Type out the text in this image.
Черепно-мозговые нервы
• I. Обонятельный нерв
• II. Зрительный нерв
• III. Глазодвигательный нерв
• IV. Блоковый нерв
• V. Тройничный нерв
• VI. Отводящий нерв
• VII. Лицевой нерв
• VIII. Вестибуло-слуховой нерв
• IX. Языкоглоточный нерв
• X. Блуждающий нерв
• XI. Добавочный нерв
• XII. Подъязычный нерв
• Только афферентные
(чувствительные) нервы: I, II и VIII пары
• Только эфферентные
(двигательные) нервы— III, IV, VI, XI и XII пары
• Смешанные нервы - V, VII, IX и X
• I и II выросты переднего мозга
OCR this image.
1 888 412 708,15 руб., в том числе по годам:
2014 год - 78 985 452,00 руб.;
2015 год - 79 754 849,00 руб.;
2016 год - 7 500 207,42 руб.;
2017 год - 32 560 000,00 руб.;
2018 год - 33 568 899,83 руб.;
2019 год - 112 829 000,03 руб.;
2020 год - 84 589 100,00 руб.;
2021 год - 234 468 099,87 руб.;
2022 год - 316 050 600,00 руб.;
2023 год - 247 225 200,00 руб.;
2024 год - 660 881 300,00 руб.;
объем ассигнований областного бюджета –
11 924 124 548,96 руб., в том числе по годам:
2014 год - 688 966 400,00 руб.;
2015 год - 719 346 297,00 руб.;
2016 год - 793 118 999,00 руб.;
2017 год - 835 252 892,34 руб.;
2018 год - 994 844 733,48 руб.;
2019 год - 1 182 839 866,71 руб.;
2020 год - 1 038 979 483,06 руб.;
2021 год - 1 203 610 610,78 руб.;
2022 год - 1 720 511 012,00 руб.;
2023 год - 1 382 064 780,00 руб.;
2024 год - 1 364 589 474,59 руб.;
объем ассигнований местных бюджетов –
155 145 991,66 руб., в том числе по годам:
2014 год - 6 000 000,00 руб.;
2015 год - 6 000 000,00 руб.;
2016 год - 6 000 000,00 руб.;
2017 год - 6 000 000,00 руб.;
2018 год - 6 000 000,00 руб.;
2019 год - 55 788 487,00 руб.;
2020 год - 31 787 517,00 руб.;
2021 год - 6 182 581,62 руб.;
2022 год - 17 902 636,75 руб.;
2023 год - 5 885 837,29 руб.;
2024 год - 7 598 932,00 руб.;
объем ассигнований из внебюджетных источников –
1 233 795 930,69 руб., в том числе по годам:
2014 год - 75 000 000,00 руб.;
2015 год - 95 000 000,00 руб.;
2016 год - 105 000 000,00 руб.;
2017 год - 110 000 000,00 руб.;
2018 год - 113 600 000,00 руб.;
==================================================
Reproduce every line from the entries that holds the word "объем".

объем ассигнований областного бюджета –
объем ассигнований местных бюджетов –
объем ассигнований из внебюджетных источников –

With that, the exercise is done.